**GOAL:** Please write out the complete listing that follows, exactly as it reads.

Source data:
_ _ _ _ _ _ _

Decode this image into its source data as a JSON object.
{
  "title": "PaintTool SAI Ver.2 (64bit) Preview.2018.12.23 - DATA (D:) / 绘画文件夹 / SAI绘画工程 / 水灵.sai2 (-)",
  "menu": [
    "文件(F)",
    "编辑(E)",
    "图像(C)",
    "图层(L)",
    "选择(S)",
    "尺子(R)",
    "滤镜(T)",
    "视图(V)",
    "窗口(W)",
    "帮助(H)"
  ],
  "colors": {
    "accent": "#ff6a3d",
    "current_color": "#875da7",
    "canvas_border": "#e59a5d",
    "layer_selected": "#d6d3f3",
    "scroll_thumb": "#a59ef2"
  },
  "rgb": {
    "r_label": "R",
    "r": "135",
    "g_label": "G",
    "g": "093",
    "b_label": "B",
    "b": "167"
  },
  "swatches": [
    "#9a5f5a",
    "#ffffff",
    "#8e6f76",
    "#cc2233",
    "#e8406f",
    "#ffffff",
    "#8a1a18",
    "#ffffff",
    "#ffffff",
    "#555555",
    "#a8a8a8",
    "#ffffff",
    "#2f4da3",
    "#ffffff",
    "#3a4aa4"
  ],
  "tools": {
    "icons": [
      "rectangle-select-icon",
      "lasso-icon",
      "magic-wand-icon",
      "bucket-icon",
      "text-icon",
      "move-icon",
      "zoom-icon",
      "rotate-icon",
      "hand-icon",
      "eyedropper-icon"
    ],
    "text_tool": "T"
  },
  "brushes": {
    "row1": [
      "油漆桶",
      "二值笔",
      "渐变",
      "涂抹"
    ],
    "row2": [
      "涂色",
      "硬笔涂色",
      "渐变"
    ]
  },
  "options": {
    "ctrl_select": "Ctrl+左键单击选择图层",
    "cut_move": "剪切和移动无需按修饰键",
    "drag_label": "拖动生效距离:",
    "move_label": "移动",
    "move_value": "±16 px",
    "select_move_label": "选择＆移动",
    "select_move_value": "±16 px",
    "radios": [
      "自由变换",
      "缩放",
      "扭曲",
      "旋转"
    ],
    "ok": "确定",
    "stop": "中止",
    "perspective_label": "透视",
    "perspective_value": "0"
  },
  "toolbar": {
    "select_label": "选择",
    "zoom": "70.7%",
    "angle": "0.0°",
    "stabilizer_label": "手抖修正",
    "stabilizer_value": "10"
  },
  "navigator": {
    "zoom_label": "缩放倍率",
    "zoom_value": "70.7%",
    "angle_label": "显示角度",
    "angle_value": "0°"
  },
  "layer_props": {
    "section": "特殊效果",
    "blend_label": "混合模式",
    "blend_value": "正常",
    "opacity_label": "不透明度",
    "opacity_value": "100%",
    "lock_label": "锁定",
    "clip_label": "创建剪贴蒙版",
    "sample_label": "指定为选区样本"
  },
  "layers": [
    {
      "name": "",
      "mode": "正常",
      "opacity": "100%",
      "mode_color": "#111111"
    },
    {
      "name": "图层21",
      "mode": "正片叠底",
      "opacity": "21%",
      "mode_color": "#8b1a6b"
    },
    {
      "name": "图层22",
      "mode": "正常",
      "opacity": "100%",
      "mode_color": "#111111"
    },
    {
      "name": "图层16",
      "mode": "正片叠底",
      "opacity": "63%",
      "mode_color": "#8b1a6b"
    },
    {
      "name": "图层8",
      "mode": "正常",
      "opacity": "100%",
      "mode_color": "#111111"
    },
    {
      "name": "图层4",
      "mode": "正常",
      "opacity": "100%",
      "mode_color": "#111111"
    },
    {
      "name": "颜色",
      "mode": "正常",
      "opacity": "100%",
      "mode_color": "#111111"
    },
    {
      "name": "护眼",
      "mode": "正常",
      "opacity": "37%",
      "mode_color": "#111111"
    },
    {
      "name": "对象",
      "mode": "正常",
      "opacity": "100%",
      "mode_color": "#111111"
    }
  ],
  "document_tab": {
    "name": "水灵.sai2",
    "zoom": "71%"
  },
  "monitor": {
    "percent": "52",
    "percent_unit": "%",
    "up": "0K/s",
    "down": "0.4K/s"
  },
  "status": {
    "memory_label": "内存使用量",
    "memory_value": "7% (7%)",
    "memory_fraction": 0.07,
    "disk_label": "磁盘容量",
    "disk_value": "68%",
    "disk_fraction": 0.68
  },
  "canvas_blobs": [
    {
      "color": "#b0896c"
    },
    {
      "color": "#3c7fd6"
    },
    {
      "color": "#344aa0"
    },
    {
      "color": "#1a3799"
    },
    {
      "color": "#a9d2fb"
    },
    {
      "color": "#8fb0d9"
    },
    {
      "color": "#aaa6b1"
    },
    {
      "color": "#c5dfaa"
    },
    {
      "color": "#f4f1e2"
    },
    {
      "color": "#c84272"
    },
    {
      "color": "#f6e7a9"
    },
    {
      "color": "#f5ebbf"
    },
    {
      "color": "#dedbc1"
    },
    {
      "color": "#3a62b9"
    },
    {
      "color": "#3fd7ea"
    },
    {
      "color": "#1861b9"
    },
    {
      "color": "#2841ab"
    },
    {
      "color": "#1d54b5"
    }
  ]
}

_ _ _ _ _ _ _

**RESULT OF THIS EXERCISE:**
Decode this image into its source data as a JSON object.
{
  "title": "PaintTool SAI Ver.2 (64bit) Preview.2018.12.23 - DATA (D:) / 绘画文件夹 / SAI绘画工程 / 水灵.sai2 (-)",
  "menu": [
    "文件(F)",
    "编辑(E)",
    "图像(C)",
    "图层(L)",
    "选择(S)",
    "尺子(R)",
    "滤镜(T)",
    "视图(V)",
    "窗口(W)",
    "帮助(H)"
  ],
  "colors": {
    "accent": "#ff6a3d",
    "current_color": "#875da7",
    "canvas_border": "#e59a5d",
    "layer_selected": "#d6d3f3",
    "scroll_thumb": "#a59ef2"
  },
  "rgb": {
    "r_label": "R",
    "r": "135",
    "g_label": "G",
    "g": "093",
    "b_label": "B",
    "b": "167"
  },
  "swatches": [
    "#9a5f5a",
    "#ffffff",
    "#8e6f76",
    "#cc2233",
    "#e8406f",
    "#ffffff",
    "#8a1a18",
    "#ffffff",
    "#ffffff",
    "#555555",
    "#a8a8a8",
    "#ffffff",
    "#2f4da3",
    "#ffffff",
    "#3a4aa4"
  ],
  "tools": {
    "icons": [
      "rectangle-select-icon",
      "lasso-icon",
      "magic-wand-icon",
      "bucket-icon",
      "text-icon",
      "move-icon",
      "zoom-icon",
      "rotate-icon",
      "hand-icon",
      "eyedropper-icon"
    ],
    "text_tool": "T"
  },
  "brushes": {
    "row1": [
      "油漆桶",
      "二值笔",
      "渐变",
      "涂抹"
    ],
    "row2": [
      "涂色",
      "硬笔涂色",
      "渐变"
    ]
  },
  "options": {
    "ctrl_select": "Ctrl+左键单击选择图层",
    "cut_move": "剪切和移动无需按修饰键",
    "drag_label": "拖动生效距离:",
    "move_label": "移动",
    "move_value": "±16 px",
    "select_move_label": "选择＆移动",
    "select_move_value": "±16 px",
    "radios": [
      "自由变换",
      "缩放",
      "扭曲",
      "旋转"
    ],
    "ok": "确定",
    "stop": "中止",
    "perspective_label": "透视",
    "perspective_value": "0"
  },
  "toolbar": {
    "select_label": "选择",
    "zoom": "70.7%",
    "angle": "0.0°",
    "stabilizer_label": "手抖修正",
    "stabilizer_value": "10"
  },
  "navigator": {
    "zoom_label": "缩放倍率",
    "zoom_value": "70.7%",
    "angle_label": "显示角度",
    "angle_value": "0°"
  },
  "layer_props": {
    "section": "特殊效果",
    "blend_label": "混合模式",
    "blend_value": "正常",
    "opacity_label": "不透明度",
    "opacity_value": "100%",
    "lock_label": "锁定",
    "clip_label": "创建剪贴蒙版",
    "sample_label": "指定为选区样本"
  },
  "layers": [
    {
      "name": "",
      "mode": "正常",
      "opacity": "100%",
      "mode_color": "#111111"
    },
    {
      "name": "图层21",
      "mode": "正片叠底",
      "opacity": "21%",
      "mode_color": "#8b1a6b"
    },
    {
      "name": "图层22",
      "mode": "正常",
      "opacity": "100%",
      "mode_color": "#111111"
    },
    {
      "name": "图层16",
      "mode": "正片叠底",
      "opacity": "63%",
      "mode_color": "#8b1a6b"
    },
    {
      "name": "图层8",
      "mode": "正常",
      "opacity": "100%",
      "mode_color": "#111111"
    },
    {
      "name": "图层4",
      "mode": "正常",
      "opacity": "100%",
      "mode_color": "#111111"
    },
    {
      "name": "颜色",
      "mode": "正常",
      "opacity": "100%",
      "mode_color": "#111111"
    },
    {
      "name": "护眼",
      "mode": "正常",
      "opacity": "37%",
      "mode_color": "#111111"
    },
    {
      "name": "对象",
      "mode": "正常",
      "opacity": "100%",
      "mode_color": "#111111"
    }
  ],
  "document_tab": {
    "name": "水灵.sai2",
    "zoom": "71%"
  },
  "monitor": {
    "percent": "52",
    "percent_unit": "%",
    "up": "0K/s",
    "down": "0.4K/s"
  },
  "status": {
    "memory_label": "内存使用量",
    "memory_value": "7% (7%)",
    "memory_fraction": 0.07,
    "disk_label": "磁盘容量",
    "disk_value": "68%",
    "disk_fraction": 0.68
  },
  "canvas_blobs": [
    {
      "color": "#b0896c"
    },
    {
      "color": "#3c7fd6"
    },
    {
      "color": "#344aa0"
    },
    {
      "color": "#1a3799"
    },
    {
      "color": "#a9d2fb"
    },
    {
      "color": "#8fb0d9"
    },
    {
      "color": "#aaa6b1"
    },
    {
      "color": "#c5dfaa"
    },
    {
      "color": "#f4f1e2"
    },
    {
      "color": "#c84272"
    },
    {
      "color": "#f6e7a9"
    },
    {
      "color": "#f5ebbf"
    },
    {
      "color": "#dedbc1"
    },
    {
      "color": "#3a62b9"
    },
    {
      "color": "#3fd7ea"
    },
    {
      "color": "#1861b9"
    },
    {
      "color": "#2841ab"
    },
    {
      "color": "#1d54b5"
    }
  ]
}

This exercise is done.